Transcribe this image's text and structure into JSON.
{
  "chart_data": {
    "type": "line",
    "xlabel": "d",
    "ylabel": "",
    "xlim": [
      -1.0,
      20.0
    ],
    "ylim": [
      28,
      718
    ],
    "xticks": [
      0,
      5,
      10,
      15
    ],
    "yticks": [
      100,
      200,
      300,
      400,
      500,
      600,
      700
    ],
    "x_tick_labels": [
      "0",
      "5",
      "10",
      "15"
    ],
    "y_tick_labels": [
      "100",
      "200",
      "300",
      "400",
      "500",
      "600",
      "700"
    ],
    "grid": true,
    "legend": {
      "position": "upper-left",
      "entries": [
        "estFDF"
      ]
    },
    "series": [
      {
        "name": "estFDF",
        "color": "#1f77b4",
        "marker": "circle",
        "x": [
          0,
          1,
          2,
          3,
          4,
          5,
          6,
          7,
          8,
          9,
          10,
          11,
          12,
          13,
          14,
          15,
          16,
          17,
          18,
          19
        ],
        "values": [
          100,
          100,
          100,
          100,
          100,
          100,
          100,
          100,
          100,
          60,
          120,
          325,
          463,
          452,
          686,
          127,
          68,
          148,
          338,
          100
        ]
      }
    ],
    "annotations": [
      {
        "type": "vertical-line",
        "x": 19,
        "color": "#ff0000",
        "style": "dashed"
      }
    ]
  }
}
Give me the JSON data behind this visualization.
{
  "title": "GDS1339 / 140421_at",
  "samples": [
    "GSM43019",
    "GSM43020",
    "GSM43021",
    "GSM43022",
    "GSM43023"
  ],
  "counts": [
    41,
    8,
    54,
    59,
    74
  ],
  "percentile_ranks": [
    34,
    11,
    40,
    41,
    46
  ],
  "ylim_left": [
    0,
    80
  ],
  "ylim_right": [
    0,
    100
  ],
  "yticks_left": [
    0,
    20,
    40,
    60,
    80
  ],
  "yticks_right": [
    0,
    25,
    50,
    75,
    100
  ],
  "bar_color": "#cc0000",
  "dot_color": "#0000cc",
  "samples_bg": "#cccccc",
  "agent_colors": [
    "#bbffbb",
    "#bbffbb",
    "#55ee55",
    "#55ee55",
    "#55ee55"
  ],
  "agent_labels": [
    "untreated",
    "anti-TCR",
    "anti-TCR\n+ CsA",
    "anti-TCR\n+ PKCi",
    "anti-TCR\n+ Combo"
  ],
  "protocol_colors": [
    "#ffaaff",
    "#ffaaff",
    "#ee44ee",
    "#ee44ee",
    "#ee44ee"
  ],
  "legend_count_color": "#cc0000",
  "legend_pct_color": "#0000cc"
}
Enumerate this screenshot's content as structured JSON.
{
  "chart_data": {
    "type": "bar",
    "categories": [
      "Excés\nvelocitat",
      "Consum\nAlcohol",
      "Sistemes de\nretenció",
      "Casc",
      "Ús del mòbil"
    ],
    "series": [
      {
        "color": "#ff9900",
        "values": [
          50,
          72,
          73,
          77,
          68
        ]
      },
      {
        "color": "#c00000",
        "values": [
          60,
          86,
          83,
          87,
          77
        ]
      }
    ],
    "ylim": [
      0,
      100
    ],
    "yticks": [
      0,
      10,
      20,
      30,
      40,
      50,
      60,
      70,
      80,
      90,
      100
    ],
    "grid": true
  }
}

**TO BE DONE**. Return only the lines running from the line with "Enumerate this screenshot's" to the last line of the records, both included, exactly as written.

**CORRECT RESPONSE**.
Enumerate this screenshot's content as structured JSON.
{
  "chart_data": {
    "type": "bar",
    "categories": [
      "Excés\nvelocitat",
      "Consum\nAlcohol",
      "Sistemes de\nretenció",
      "Casc",
      "Ús del mòbil"
    ],
    "series": [
      {
        "color": "#ff9900",
        "values": [
          50,
          72,
          73,
          77,
          68
        ]
      },
      {
        "color": "#c00000",
        "values": [
          60,
          86,
          83,
          87,
          77
        ]
      }
    ],
    "ylim": [
      0,
      100
    ],
    "yticks": [
      0,
      10,
      20,
      30,
      40,
      50,
      60,
      70,
      80,
      90,
      100
    ],
    "grid": true
  }
}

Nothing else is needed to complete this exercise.